Source data –
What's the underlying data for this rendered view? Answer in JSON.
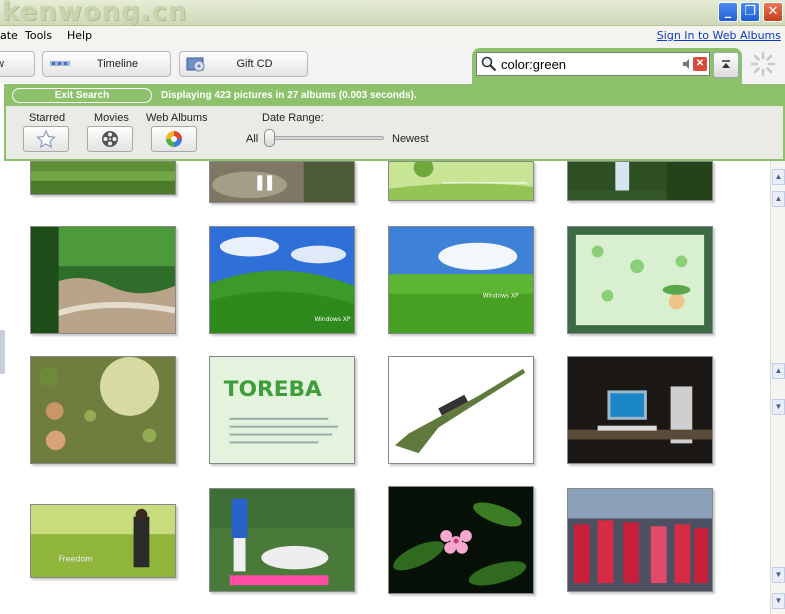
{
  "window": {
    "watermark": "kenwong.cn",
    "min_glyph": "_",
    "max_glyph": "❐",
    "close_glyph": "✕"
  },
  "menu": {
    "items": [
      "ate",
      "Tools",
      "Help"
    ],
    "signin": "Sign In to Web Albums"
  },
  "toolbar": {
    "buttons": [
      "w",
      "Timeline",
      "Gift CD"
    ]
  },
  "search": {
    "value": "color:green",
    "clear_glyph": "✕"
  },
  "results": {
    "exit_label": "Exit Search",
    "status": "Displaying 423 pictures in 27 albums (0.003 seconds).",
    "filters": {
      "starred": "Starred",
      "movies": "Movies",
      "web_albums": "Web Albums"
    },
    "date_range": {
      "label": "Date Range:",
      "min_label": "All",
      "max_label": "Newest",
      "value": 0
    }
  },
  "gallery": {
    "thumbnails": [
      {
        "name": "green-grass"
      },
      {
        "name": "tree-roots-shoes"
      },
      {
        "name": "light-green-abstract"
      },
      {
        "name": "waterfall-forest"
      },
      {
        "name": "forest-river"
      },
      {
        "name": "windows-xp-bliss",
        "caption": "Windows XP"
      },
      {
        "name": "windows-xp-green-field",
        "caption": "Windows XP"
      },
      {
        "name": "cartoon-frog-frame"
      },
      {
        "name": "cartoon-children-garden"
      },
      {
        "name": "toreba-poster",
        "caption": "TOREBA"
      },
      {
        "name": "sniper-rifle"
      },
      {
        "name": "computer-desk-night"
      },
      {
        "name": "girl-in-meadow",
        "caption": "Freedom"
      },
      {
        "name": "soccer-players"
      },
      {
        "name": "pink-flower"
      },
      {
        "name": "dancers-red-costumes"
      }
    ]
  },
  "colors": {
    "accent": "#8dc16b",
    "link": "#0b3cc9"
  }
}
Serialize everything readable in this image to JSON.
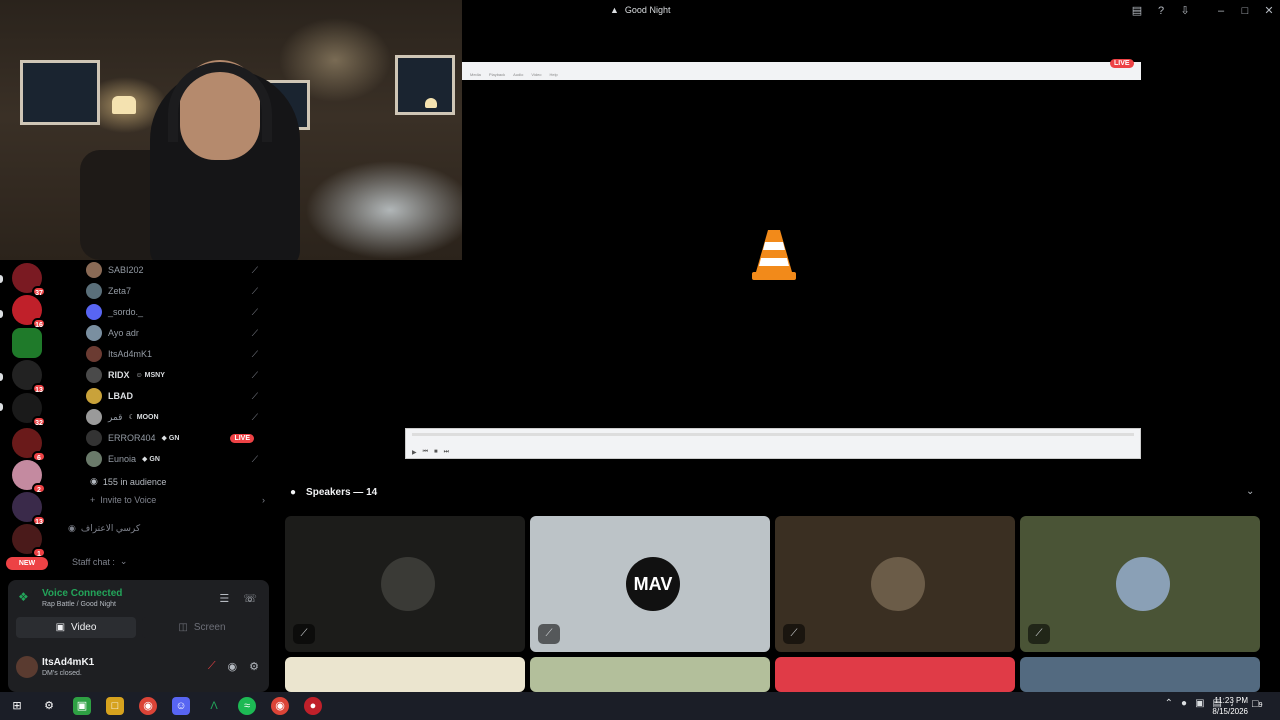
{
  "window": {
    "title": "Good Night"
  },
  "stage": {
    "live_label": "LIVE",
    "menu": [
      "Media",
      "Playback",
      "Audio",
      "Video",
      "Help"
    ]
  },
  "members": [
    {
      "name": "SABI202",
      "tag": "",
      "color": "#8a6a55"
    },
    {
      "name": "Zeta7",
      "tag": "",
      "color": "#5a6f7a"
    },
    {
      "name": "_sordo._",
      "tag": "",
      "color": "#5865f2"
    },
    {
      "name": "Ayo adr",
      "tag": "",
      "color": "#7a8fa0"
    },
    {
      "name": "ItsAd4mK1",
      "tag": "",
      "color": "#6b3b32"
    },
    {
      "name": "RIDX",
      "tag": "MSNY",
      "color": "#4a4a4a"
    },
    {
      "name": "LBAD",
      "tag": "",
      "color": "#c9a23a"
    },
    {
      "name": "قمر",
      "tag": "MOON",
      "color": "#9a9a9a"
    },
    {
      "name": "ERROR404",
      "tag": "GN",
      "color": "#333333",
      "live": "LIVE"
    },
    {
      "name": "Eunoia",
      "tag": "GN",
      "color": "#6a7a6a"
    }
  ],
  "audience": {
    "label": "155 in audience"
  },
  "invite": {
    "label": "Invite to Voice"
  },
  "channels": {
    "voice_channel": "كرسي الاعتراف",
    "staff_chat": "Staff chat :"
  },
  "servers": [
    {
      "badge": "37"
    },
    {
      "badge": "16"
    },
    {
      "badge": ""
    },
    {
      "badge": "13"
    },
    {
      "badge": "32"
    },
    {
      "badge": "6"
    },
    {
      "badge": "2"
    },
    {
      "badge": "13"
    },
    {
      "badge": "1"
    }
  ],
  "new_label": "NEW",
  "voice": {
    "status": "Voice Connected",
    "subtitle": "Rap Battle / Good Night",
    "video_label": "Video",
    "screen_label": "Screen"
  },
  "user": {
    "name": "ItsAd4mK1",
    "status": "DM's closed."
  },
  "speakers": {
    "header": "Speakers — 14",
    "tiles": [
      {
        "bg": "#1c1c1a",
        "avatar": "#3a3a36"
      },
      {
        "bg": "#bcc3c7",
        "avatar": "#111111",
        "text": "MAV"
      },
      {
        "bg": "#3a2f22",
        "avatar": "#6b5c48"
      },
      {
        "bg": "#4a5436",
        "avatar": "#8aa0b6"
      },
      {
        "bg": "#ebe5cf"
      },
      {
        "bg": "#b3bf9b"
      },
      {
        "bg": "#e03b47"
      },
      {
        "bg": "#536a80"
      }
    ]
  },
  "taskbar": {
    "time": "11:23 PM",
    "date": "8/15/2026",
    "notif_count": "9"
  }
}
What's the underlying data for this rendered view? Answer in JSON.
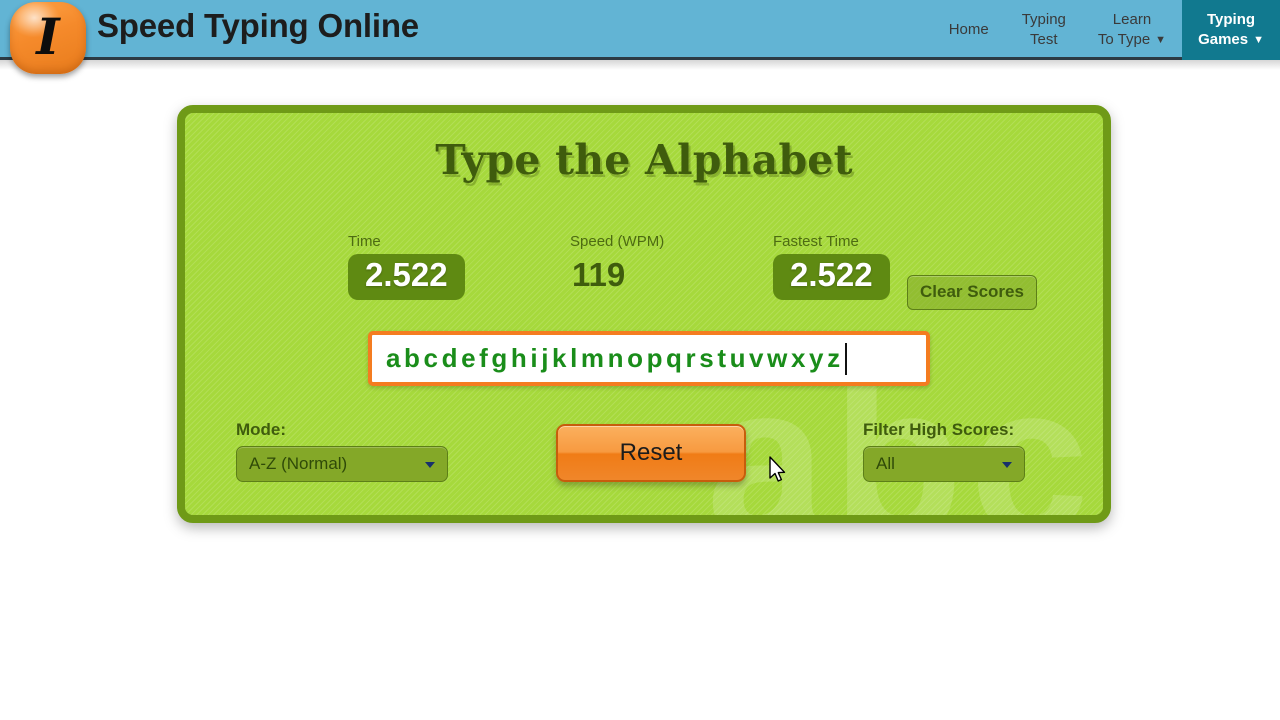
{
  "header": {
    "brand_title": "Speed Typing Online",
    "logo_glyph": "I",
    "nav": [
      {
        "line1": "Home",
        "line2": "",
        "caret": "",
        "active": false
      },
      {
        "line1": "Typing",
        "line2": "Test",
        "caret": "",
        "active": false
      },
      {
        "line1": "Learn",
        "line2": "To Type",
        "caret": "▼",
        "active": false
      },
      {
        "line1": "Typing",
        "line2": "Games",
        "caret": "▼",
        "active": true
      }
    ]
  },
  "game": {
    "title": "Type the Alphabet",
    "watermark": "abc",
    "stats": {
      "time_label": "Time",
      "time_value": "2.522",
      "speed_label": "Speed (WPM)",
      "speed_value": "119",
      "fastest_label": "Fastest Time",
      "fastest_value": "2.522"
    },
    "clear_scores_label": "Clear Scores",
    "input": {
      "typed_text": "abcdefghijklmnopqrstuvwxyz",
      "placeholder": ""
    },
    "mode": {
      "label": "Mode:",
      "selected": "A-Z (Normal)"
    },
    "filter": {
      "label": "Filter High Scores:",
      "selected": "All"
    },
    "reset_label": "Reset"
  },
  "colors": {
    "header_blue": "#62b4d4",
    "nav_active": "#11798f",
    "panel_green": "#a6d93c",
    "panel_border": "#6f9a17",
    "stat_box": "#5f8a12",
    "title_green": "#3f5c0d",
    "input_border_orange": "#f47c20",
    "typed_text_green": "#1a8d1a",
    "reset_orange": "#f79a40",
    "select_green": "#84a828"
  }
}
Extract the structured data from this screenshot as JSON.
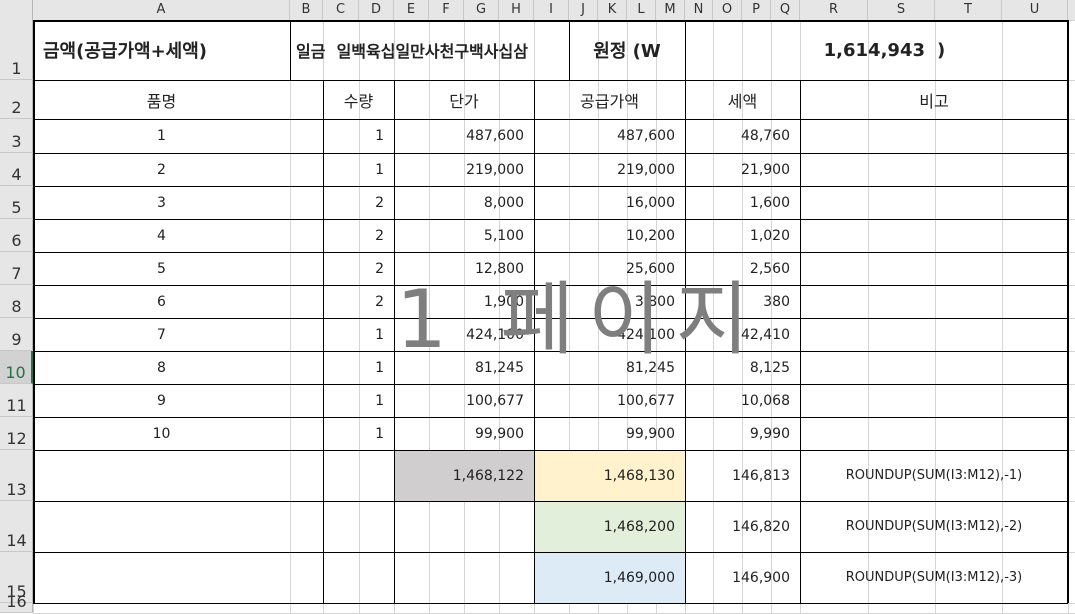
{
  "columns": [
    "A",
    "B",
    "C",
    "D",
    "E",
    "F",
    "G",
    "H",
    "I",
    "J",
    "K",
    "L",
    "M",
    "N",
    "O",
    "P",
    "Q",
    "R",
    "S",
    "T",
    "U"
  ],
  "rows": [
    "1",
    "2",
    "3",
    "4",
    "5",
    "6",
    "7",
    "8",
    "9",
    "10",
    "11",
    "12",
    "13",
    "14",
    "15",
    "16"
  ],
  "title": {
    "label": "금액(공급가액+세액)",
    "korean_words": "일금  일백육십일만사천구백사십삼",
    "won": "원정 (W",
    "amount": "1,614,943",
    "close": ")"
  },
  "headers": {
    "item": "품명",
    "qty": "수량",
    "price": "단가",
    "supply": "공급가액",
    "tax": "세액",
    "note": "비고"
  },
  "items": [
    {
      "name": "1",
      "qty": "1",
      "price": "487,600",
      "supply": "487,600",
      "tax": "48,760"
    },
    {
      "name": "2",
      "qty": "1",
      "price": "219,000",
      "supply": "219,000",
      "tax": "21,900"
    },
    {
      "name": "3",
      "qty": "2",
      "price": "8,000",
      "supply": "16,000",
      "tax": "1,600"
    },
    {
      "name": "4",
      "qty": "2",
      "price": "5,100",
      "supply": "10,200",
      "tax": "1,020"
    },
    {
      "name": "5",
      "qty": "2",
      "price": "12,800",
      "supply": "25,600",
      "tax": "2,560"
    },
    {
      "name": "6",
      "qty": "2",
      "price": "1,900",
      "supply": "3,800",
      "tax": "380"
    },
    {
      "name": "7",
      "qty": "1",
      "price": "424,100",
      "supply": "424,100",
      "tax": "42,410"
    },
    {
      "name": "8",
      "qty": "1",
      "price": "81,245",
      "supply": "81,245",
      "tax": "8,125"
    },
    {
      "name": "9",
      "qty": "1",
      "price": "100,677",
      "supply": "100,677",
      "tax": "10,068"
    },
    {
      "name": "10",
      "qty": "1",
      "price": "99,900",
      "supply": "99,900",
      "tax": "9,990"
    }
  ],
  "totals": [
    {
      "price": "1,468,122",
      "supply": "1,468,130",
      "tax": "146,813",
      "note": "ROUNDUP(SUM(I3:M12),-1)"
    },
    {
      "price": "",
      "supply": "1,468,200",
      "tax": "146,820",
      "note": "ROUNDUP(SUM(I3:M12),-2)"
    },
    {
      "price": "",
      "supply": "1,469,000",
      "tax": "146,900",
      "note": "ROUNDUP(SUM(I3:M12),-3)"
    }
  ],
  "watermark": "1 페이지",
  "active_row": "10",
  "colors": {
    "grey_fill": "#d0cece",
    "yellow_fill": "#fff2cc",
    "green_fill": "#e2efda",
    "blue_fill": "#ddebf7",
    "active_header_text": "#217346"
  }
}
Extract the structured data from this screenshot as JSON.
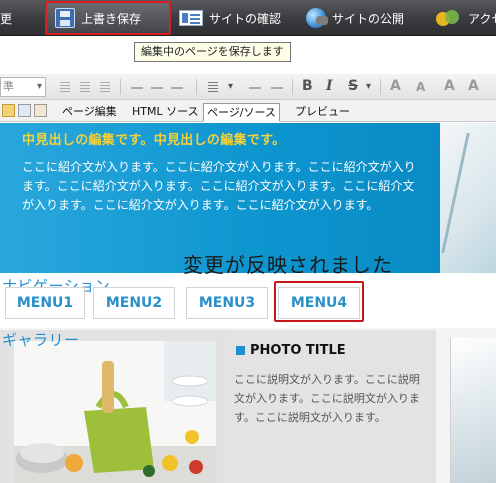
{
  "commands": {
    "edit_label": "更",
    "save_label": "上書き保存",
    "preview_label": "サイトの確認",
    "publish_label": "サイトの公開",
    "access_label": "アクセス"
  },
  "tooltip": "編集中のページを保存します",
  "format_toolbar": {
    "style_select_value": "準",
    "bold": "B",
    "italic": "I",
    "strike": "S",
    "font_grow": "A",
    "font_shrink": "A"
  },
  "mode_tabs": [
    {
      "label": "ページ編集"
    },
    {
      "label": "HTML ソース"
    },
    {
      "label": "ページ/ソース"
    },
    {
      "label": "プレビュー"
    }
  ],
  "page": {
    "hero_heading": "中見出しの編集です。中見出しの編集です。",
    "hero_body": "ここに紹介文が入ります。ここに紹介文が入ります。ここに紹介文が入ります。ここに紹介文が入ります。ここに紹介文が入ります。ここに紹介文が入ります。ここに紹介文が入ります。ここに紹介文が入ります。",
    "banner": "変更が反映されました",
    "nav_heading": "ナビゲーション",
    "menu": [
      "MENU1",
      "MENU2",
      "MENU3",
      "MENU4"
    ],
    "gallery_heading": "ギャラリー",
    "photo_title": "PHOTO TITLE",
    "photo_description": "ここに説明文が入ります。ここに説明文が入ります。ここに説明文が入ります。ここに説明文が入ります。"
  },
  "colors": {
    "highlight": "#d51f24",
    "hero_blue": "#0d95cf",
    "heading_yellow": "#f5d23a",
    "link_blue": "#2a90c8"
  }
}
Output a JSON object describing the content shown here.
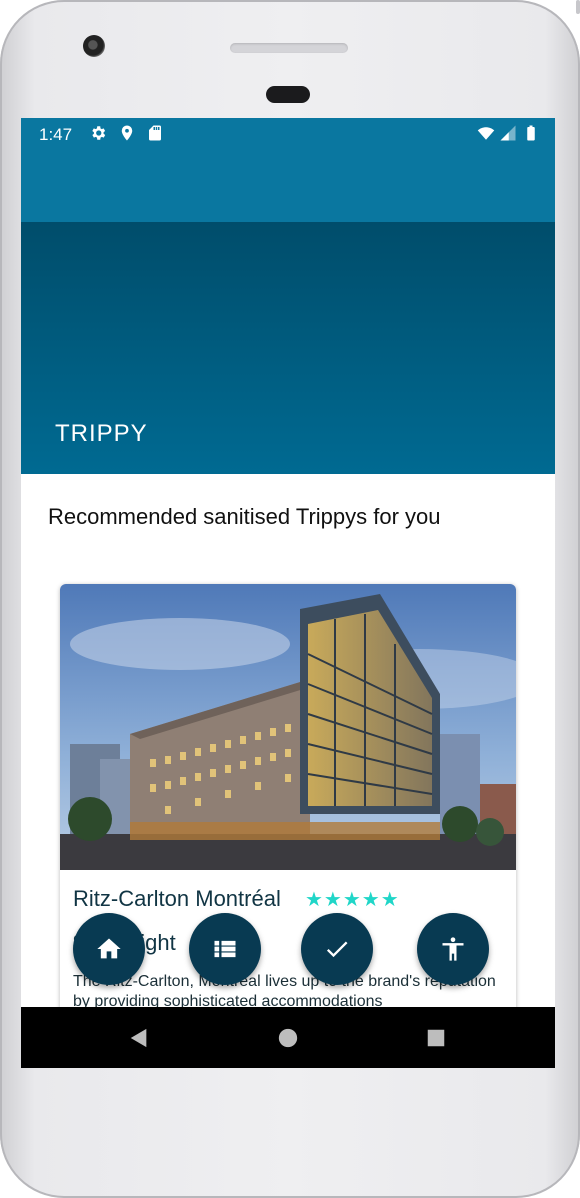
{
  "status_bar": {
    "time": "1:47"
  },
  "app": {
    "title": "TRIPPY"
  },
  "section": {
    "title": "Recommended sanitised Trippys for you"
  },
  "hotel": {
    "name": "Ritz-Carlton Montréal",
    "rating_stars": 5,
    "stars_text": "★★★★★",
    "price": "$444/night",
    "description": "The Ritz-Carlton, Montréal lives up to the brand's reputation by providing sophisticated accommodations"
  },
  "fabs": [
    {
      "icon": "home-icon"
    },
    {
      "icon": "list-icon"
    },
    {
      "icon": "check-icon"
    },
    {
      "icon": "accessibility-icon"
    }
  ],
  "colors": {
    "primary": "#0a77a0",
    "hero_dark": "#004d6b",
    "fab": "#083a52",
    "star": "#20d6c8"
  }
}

YOUR INSTRUCTIONS – Only lines holding the string "cartoon" are wanted; gather each one from the entries above.

COMPLETE ANSWER –
        "name": "cartoon-frog-frame"
        "name": "cartoon-children-garden"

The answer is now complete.